What is expected
Wherever the string "JSON" appears, copy the whole line.

Data
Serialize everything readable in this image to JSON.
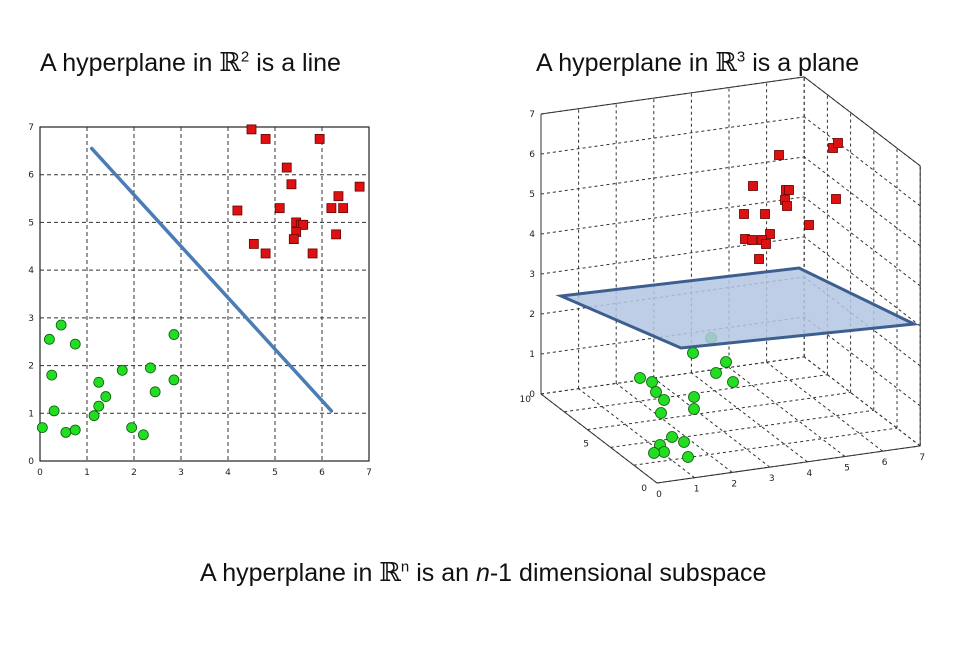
{
  "titles": {
    "left": {
      "prefix": "A hyperplane in ",
      "symbol": "ℝ",
      "exp": "2",
      "suffix": " is a line"
    },
    "right": {
      "prefix": "A hyperplane in ",
      "symbol": "ℝ",
      "exp": "3",
      "suffix": " is a plane"
    },
    "bottom": {
      "prefix": "A hyperplane in ",
      "symbol": "ℝ",
      "exp": "n",
      "mid": " is an ",
      "italic": "n",
      "suffix": "-1 dimensional subspace"
    }
  },
  "chart_data": [
    {
      "type": "scatter",
      "xlim": [
        0,
        7
      ],
      "ylim": [
        0,
        7
      ],
      "xticks": [
        "0",
        "1",
        "2",
        "3",
        "4",
        "5",
        "6",
        "7"
      ],
      "yticks": [
        "0",
        "1",
        "2",
        "3",
        "4",
        "5",
        "6",
        "7"
      ],
      "grid": true,
      "colors": {
        "red": "#dd1111",
        "green": "#22dd22",
        "line": "#4a7cb5"
      },
      "red_points": [
        [
          4.5,
          6.95
        ],
        [
          4.8,
          6.75
        ],
        [
          5.95,
          6.75
        ],
        [
          5.25,
          6.15
        ],
        [
          5.35,
          5.8
        ],
        [
          6.8,
          5.75
        ],
        [
          6.35,
          5.55
        ],
        [
          4.2,
          5.25
        ],
        [
          5.1,
          5.3
        ],
        [
          6.2,
          5.3
        ],
        [
          6.45,
          5.3
        ],
        [
          5.45,
          5.0
        ],
        [
          5.55,
          4.95
        ],
        [
          5.6,
          4.95
        ],
        [
          5.45,
          4.8
        ],
        [
          6.3,
          4.75
        ],
        [
          5.4,
          4.65
        ],
        [
          4.55,
          4.55
        ],
        [
          4.8,
          4.35
        ],
        [
          5.8,
          4.35
        ]
      ],
      "green_points": [
        [
          0.45,
          2.85
        ],
        [
          0.2,
          2.55
        ],
        [
          0.75,
          2.45
        ],
        [
          2.85,
          2.65
        ],
        [
          0.25,
          1.8
        ],
        [
          1.75,
          1.9
        ],
        [
          2.35,
          1.95
        ],
        [
          2.85,
          1.7
        ],
        [
          1.25,
          1.65
        ],
        [
          2.45,
          1.45
        ],
        [
          1.4,
          1.35
        ],
        [
          1.25,
          1.15
        ],
        [
          0.3,
          1.05
        ],
        [
          1.15,
          0.95
        ],
        [
          0.05,
          0.7
        ],
        [
          1.95,
          0.7
        ],
        [
          0.55,
          0.6
        ],
        [
          0.75,
          0.65
        ],
        [
          2.2,
          0.55
        ]
      ],
      "separator": [
        [
          1.1,
          6.55
        ],
        [
          6.2,
          1.05
        ]
      ]
    },
    {
      "type": "scatter",
      "projection": "3d",
      "xlim": [
        0,
        7
      ],
      "ylim": [
        0,
        10
      ],
      "zlim": [
        0,
        7
      ],
      "xticks": [
        "0",
        "1",
        "2",
        "3",
        "4",
        "5",
        "6",
        "7"
      ],
      "yticks": [
        "0",
        "5",
        "10"
      ],
      "zticks": [
        "0",
        "1",
        "2",
        "3",
        "4",
        "5",
        "6",
        "7"
      ],
      "grid": true,
      "colors": {
        "red": "#dd1111",
        "green": "#22dd22",
        "plane": "#b3c6e3",
        "plane_edge": "#3d5f8f"
      },
      "red_points_screen_only": true,
      "plane": {
        "description_hidden": true
      }
    }
  ]
}
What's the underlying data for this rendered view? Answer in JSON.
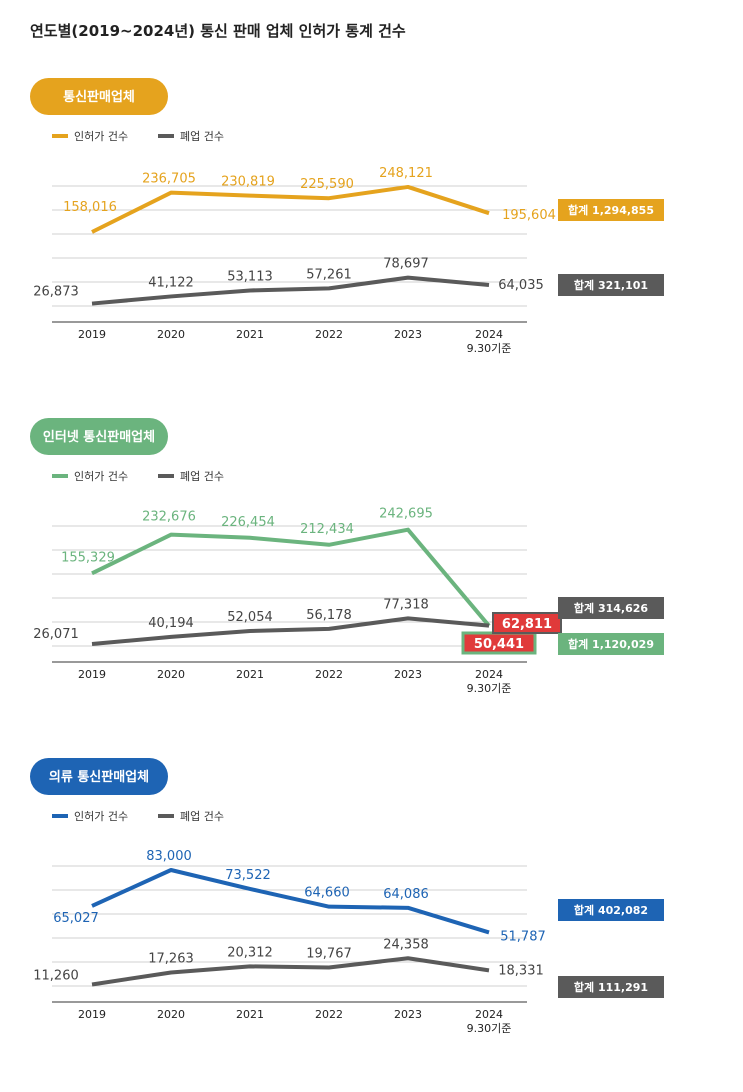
{
  "page": {
    "title": "연도별(2019~2024년) 통신 판매 업체 인허가 통계 건수"
  },
  "colors": {
    "orange": "#e5a31e",
    "green": "#6bb47e",
    "blue": "#1e64b4",
    "gray": "#5a5a5a",
    "red": "#e03a3a",
    "grid": "#d0d0d0"
  },
  "chart_data": [
    {
      "type": "line",
      "pill": "통신판매업체",
      "color": "orange",
      "categories": [
        "2019",
        "2020",
        "2021",
        "2022",
        "2023",
        "2024"
      ],
      "last_category_note": "9.30기준",
      "series": [
        {
          "name": "인허가 건수",
          "values": [
            158016,
            236705,
            230819,
            225590,
            248121,
            195604
          ],
          "labels": [
            "158,016",
            "236,705",
            "230,819",
            "225,590",
            "248,121",
            "195,604"
          ],
          "total": "합계 1,294,855"
        },
        {
          "name": "폐업 건수",
          "values": [
            26873,
            41122,
            53113,
            57261,
            78697,
            64035
          ],
          "labels": [
            "26,873",
            "41,122",
            "53,113",
            "57,261",
            "78,697",
            "64,035"
          ],
          "total": "합계 321,101"
        }
      ],
      "grid": true,
      "legend_position": "top-left"
    },
    {
      "type": "line",
      "pill": "인터넷 통신판매업체",
      "color": "green",
      "categories": [
        "2019",
        "2020",
        "2021",
        "2022",
        "2023",
        "2024"
      ],
      "last_category_note": "9.30기준",
      "series": [
        {
          "name": "인허가 건수",
          "values": [
            155329,
            232676,
            226454,
            212434,
            242695,
            50441
          ],
          "labels": [
            "155,329",
            "232,676",
            "226,454",
            "212,434",
            "242,695",
            "50,441"
          ],
          "total": "합계 1,120,029"
        },
        {
          "name": "폐업 건수",
          "values": [
            26071,
            40194,
            52054,
            56178,
            77318,
            62811
          ],
          "labels": [
            "26,071",
            "40,194",
            "52,054",
            "56,178",
            "77,318",
            "62,811"
          ],
          "total": "합계 314,626"
        }
      ],
      "highlight_last": true,
      "grid": true,
      "legend_position": "top-left"
    },
    {
      "type": "line",
      "pill": "의류 통신판매업체",
      "color": "blue",
      "categories": [
        "2019",
        "2020",
        "2021",
        "2022",
        "2023",
        "2024"
      ],
      "last_category_note": "9.30기준",
      "series": [
        {
          "name": "인허가 건수",
          "values": [
            65027,
            83000,
            73522,
            64660,
            64086,
            51787
          ],
          "labels": [
            "65,027",
            "83,000",
            "73,522",
            "64,660",
            "64,086",
            "51,787"
          ],
          "total": "합계 402,082"
        },
        {
          "name": "폐업 건수",
          "values": [
            11260,
            17263,
            20312,
            19767,
            24358,
            18331
          ],
          "labels": [
            "11,260",
            "17,263",
            "20,312",
            "19,767",
            "24,358",
            "18,331"
          ],
          "total": "합계 111,291"
        }
      ],
      "grid": true,
      "legend_position": "top-left"
    }
  ]
}
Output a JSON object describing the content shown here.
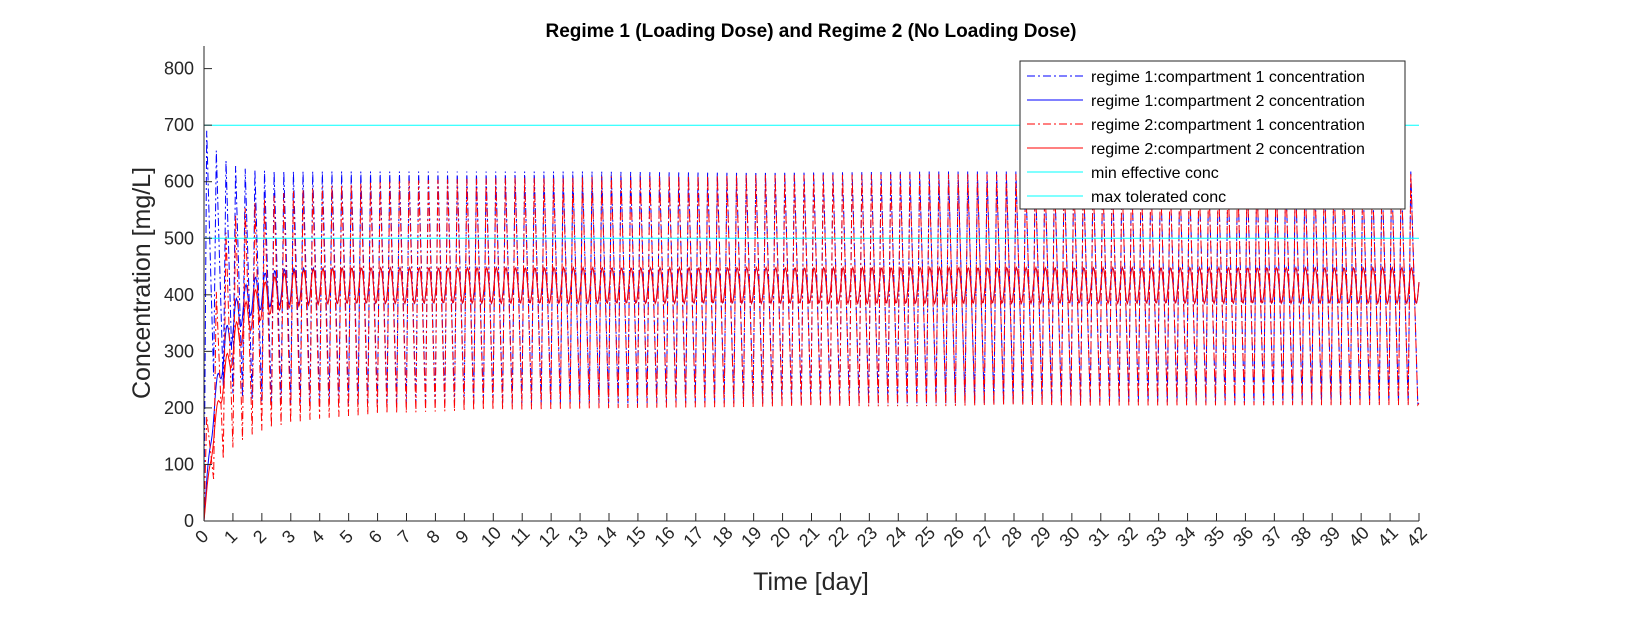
{
  "chart_data": {
    "type": "line",
    "title": "Regime 1 (Loading Dose) and Regime 2 (No Loading Dose)",
    "xlabel": "Time [day]",
    "ylabel": "Concentration [mg/L]",
    "xlim": [
      0,
      42
    ],
    "ylim": [
      0,
      840
    ],
    "x_ticks": [
      0,
      1,
      2,
      3,
      4,
      5,
      6,
      7,
      8,
      9,
      10,
      11,
      12,
      13,
      14,
      15,
      16,
      17,
      18,
      19,
      20,
      21,
      22,
      23,
      24,
      25,
      26,
      27,
      28,
      29,
      30,
      31,
      32,
      33,
      34,
      35,
      36,
      37,
      38,
      39,
      40,
      41,
      42
    ],
    "y_ticks": [
      0,
      100,
      200,
      300,
      400,
      500,
      600,
      700,
      800
    ],
    "grid": false,
    "legend_position": "top-right",
    "dosing_interval_day": 0.333,
    "series": [
      {
        "name": "regime 1:compartment 1 concentration",
        "color": "#0000ff",
        "style": "dashdot",
        "steady_min": 208,
        "steady_max": 618,
        "initial_peak": 690
      },
      {
        "name": "regime 1:compartment 2 concentration",
        "color": "#0000ff",
        "style": "solid",
        "steady_min": 385,
        "steady_max": 448,
        "initial_peak": 440
      },
      {
        "name": "regime 2:compartment 1 concentration",
        "color": "#ff0000",
        "style": "dashdot",
        "steady_min": 208,
        "steady_max": 618,
        "initial_peak": 0
      },
      {
        "name": "regime 2:compartment 2 concentration",
        "color": "#ff0000",
        "style": "solid",
        "steady_min": 385,
        "steady_max": 448,
        "initial_peak": 0
      },
      {
        "name": "min effective conc",
        "color": "#00ffff",
        "style": "solid",
        "value": 500
      },
      {
        "name": "max tolerated conc",
        "color": "#00ffff",
        "style": "solid",
        "value": 700
      }
    ]
  }
}
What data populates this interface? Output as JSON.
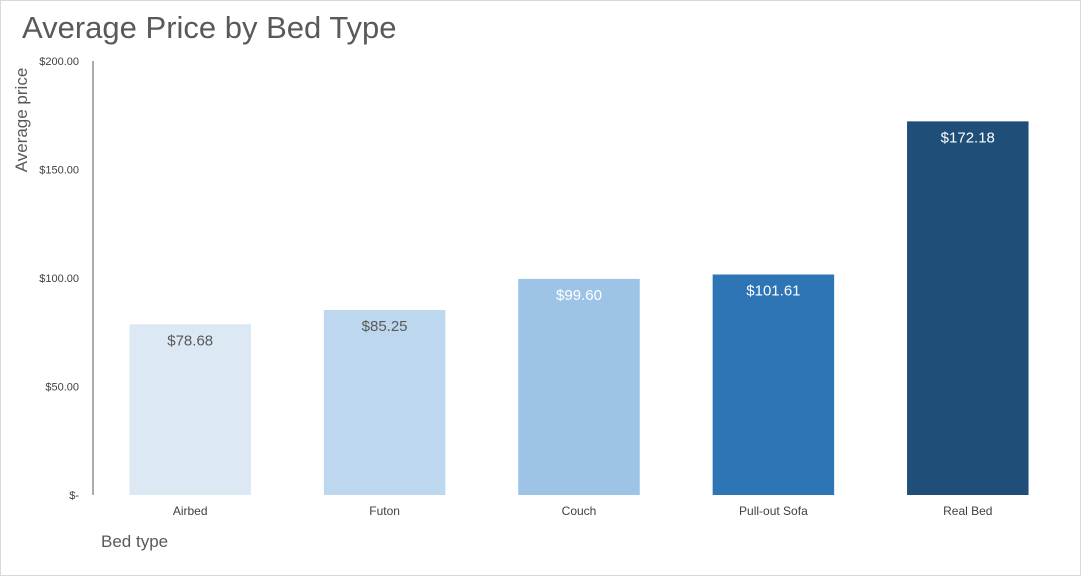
{
  "chart_data": {
    "type": "bar",
    "title": "Average Price by Bed Type",
    "xlabel": "Bed type",
    "ylabel": "Average price",
    "categories": [
      "Airbed",
      "Futon",
      "Couch",
      "Pull-out Sofa",
      "Real Bed"
    ],
    "values": [
      78.68,
      85.25,
      99.6,
      101.61,
      172.18
    ],
    "data_labels": [
      "$78.68",
      "$85.25",
      "$99.60",
      "$101.61",
      "$172.18"
    ],
    "ylim": [
      0,
      200
    ],
    "yticks": [
      0,
      50,
      100,
      150,
      200
    ],
    "ytick_labels": [
      "$-",
      "$50.00",
      "$100.00",
      "$150.00",
      "$200.00"
    ],
    "grid": false,
    "legend": "none",
    "bar_colors": [
      "#dde8f5",
      "#bdd7ee",
      "#9dc3e6",
      "#2e75b6",
      "#1f4e79"
    ],
    "label_colors": [
      "#595959",
      "#595959",
      "#ffffff",
      "#ffffff",
      "#ffffff"
    ],
    "axis_color": "#595959"
  }
}
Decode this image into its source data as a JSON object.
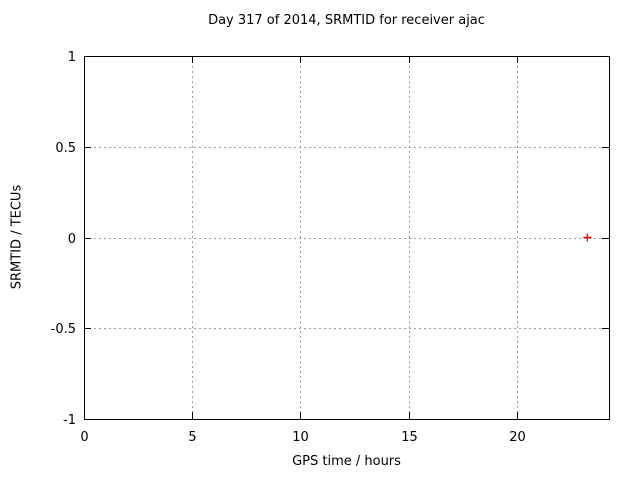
{
  "figure": {
    "background_color": "#ffffff",
    "border_color": "#000000",
    "grid_color": "#9e9e9e",
    "text_color": "#000000"
  },
  "chart_data": {
    "type": "scatter",
    "title": "Day 317 of 2014, SRMTID for receiver ajac",
    "xlabel": "GPS time / hours",
    "ylabel": "SRMTID / TECUs",
    "xlim": [
      0,
      24.25
    ],
    "ylim": [
      -1,
      1
    ],
    "xticks": [
      0,
      5,
      10,
      15,
      20
    ],
    "xtick_labels": [
      "0",
      "5",
      "10",
      "15",
      "20"
    ],
    "yticks": [
      -1,
      -0.5,
      0,
      0.5,
      1
    ],
    "ytick_labels": [
      "-1",
      "-0.5",
      "0",
      "0.5",
      "1"
    ],
    "grid": true,
    "grid_style": "dashed",
    "legend": "none",
    "series": [
      {
        "name": "SRMTID",
        "marker": "plus",
        "color": "#ff0000",
        "points": [
          [
            23.25,
            0
          ]
        ]
      }
    ]
  }
}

Written answer
Serialize everything readable in this image to JSON.
What's the underlying data for this rendered view? Answer in JSON.
Output a JSON object describing the content shown here.
What data populates this interface? Output as JSON.
Decode this image into its source data as a JSON object.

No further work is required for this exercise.